Look for "value" in each line of the entries, and return the matching lines.

[TASK INPUT]
--------------------

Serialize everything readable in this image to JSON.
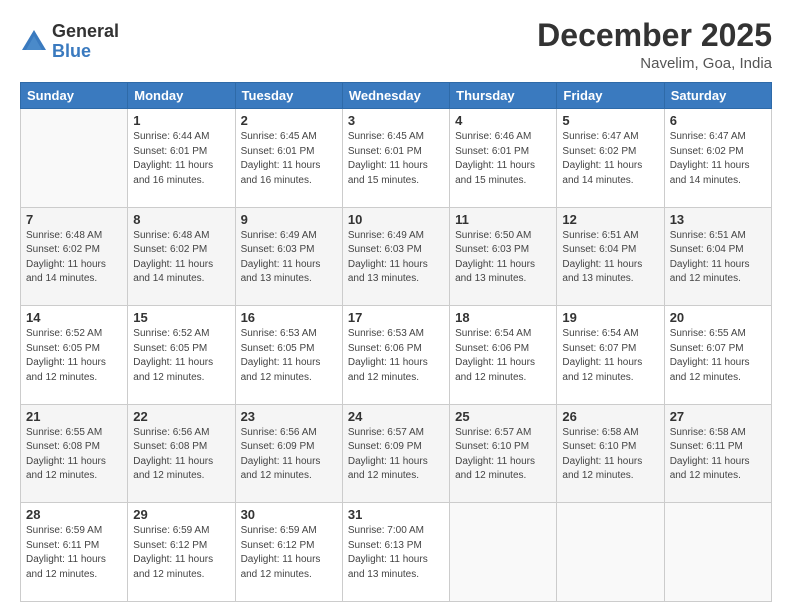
{
  "logo": {
    "general": "General",
    "blue": "Blue"
  },
  "header": {
    "month": "December 2025",
    "location": "Navelim, Goa, India"
  },
  "weekdays": [
    "Sunday",
    "Monday",
    "Tuesday",
    "Wednesday",
    "Thursday",
    "Friday",
    "Saturday"
  ],
  "weeks": [
    [
      {
        "day": "",
        "info": ""
      },
      {
        "day": "1",
        "info": "Sunrise: 6:44 AM\nSunset: 6:01 PM\nDaylight: 11 hours\nand 16 minutes."
      },
      {
        "day": "2",
        "info": "Sunrise: 6:45 AM\nSunset: 6:01 PM\nDaylight: 11 hours\nand 16 minutes."
      },
      {
        "day": "3",
        "info": "Sunrise: 6:45 AM\nSunset: 6:01 PM\nDaylight: 11 hours\nand 15 minutes."
      },
      {
        "day": "4",
        "info": "Sunrise: 6:46 AM\nSunset: 6:01 PM\nDaylight: 11 hours\nand 15 minutes."
      },
      {
        "day": "5",
        "info": "Sunrise: 6:47 AM\nSunset: 6:02 PM\nDaylight: 11 hours\nand 14 minutes."
      },
      {
        "day": "6",
        "info": "Sunrise: 6:47 AM\nSunset: 6:02 PM\nDaylight: 11 hours\nand 14 minutes."
      }
    ],
    [
      {
        "day": "7",
        "info": "Sunrise: 6:48 AM\nSunset: 6:02 PM\nDaylight: 11 hours\nand 14 minutes."
      },
      {
        "day": "8",
        "info": "Sunrise: 6:48 AM\nSunset: 6:02 PM\nDaylight: 11 hours\nand 14 minutes."
      },
      {
        "day": "9",
        "info": "Sunrise: 6:49 AM\nSunset: 6:03 PM\nDaylight: 11 hours\nand 13 minutes."
      },
      {
        "day": "10",
        "info": "Sunrise: 6:49 AM\nSunset: 6:03 PM\nDaylight: 11 hours\nand 13 minutes."
      },
      {
        "day": "11",
        "info": "Sunrise: 6:50 AM\nSunset: 6:03 PM\nDaylight: 11 hours\nand 13 minutes."
      },
      {
        "day": "12",
        "info": "Sunrise: 6:51 AM\nSunset: 6:04 PM\nDaylight: 11 hours\nand 13 minutes."
      },
      {
        "day": "13",
        "info": "Sunrise: 6:51 AM\nSunset: 6:04 PM\nDaylight: 11 hours\nand 12 minutes."
      }
    ],
    [
      {
        "day": "14",
        "info": "Sunrise: 6:52 AM\nSunset: 6:05 PM\nDaylight: 11 hours\nand 12 minutes."
      },
      {
        "day": "15",
        "info": "Sunrise: 6:52 AM\nSunset: 6:05 PM\nDaylight: 11 hours\nand 12 minutes."
      },
      {
        "day": "16",
        "info": "Sunrise: 6:53 AM\nSunset: 6:05 PM\nDaylight: 11 hours\nand 12 minutes."
      },
      {
        "day": "17",
        "info": "Sunrise: 6:53 AM\nSunset: 6:06 PM\nDaylight: 11 hours\nand 12 minutes."
      },
      {
        "day": "18",
        "info": "Sunrise: 6:54 AM\nSunset: 6:06 PM\nDaylight: 11 hours\nand 12 minutes."
      },
      {
        "day": "19",
        "info": "Sunrise: 6:54 AM\nSunset: 6:07 PM\nDaylight: 11 hours\nand 12 minutes."
      },
      {
        "day": "20",
        "info": "Sunrise: 6:55 AM\nSunset: 6:07 PM\nDaylight: 11 hours\nand 12 minutes."
      }
    ],
    [
      {
        "day": "21",
        "info": "Sunrise: 6:55 AM\nSunset: 6:08 PM\nDaylight: 11 hours\nand 12 minutes."
      },
      {
        "day": "22",
        "info": "Sunrise: 6:56 AM\nSunset: 6:08 PM\nDaylight: 11 hours\nand 12 minutes."
      },
      {
        "day": "23",
        "info": "Sunrise: 6:56 AM\nSunset: 6:09 PM\nDaylight: 11 hours\nand 12 minutes."
      },
      {
        "day": "24",
        "info": "Sunrise: 6:57 AM\nSunset: 6:09 PM\nDaylight: 11 hours\nand 12 minutes."
      },
      {
        "day": "25",
        "info": "Sunrise: 6:57 AM\nSunset: 6:10 PM\nDaylight: 11 hours\nand 12 minutes."
      },
      {
        "day": "26",
        "info": "Sunrise: 6:58 AM\nSunset: 6:10 PM\nDaylight: 11 hours\nand 12 minutes."
      },
      {
        "day": "27",
        "info": "Sunrise: 6:58 AM\nSunset: 6:11 PM\nDaylight: 11 hours\nand 12 minutes."
      }
    ],
    [
      {
        "day": "28",
        "info": "Sunrise: 6:59 AM\nSunset: 6:11 PM\nDaylight: 11 hours\nand 12 minutes."
      },
      {
        "day": "29",
        "info": "Sunrise: 6:59 AM\nSunset: 6:12 PM\nDaylight: 11 hours\nand 12 minutes."
      },
      {
        "day": "30",
        "info": "Sunrise: 6:59 AM\nSunset: 6:12 PM\nDaylight: 11 hours\nand 12 minutes."
      },
      {
        "day": "31",
        "info": "Sunrise: 7:00 AM\nSunset: 6:13 PM\nDaylight: 11 hours\nand 13 minutes."
      },
      {
        "day": "",
        "info": ""
      },
      {
        "day": "",
        "info": ""
      },
      {
        "day": "",
        "info": ""
      }
    ]
  ]
}
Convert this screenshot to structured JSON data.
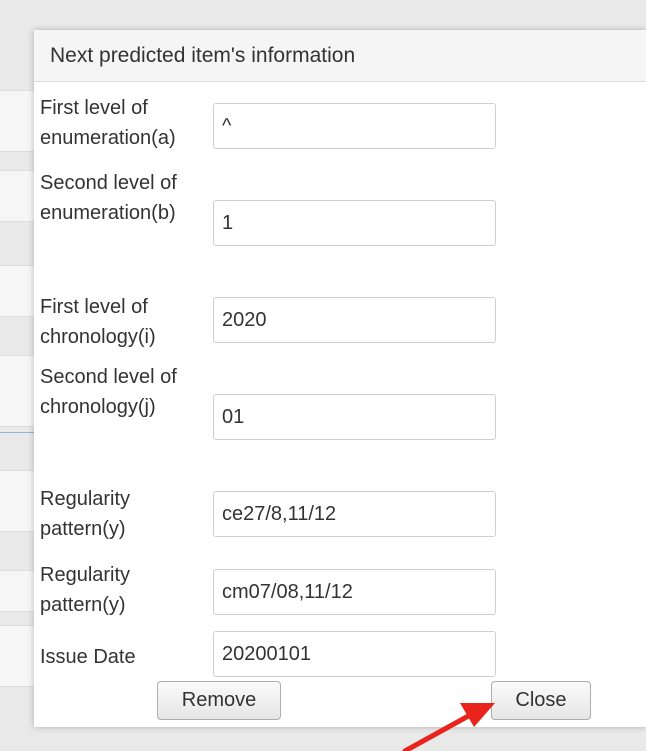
{
  "dialog": {
    "title": "Next predicted item's information",
    "fields": [
      {
        "label": "First level of enumeration(a)",
        "value": "^"
      },
      {
        "label": "Second level of enumeration(b)",
        "value": "1"
      },
      {
        "label": "First level of chronology(i)",
        "value": "2020"
      },
      {
        "label": "Second level of chronology(j)",
        "value": "01"
      },
      {
        "label": "Regularity pattern(y)",
        "value": "ce27/8,11/12"
      },
      {
        "label": "Regularity pattern(y)",
        "value": "cm07/08,11/12"
      },
      {
        "label": "Issue Date",
        "value": "20200101"
      }
    ],
    "buttons": {
      "remove": "Remove",
      "close": "Close"
    }
  },
  "annotation": {
    "arrow_color": "#e8241c"
  }
}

--------------------

[EXPECTED ANSWER]
        "value": "^"
        "value": "1"
        "value": "2020"
        "value": "01"
        "value": "ce27/8,11/12"
        "value": "cm07/08,11/12"
        "value": "20200101"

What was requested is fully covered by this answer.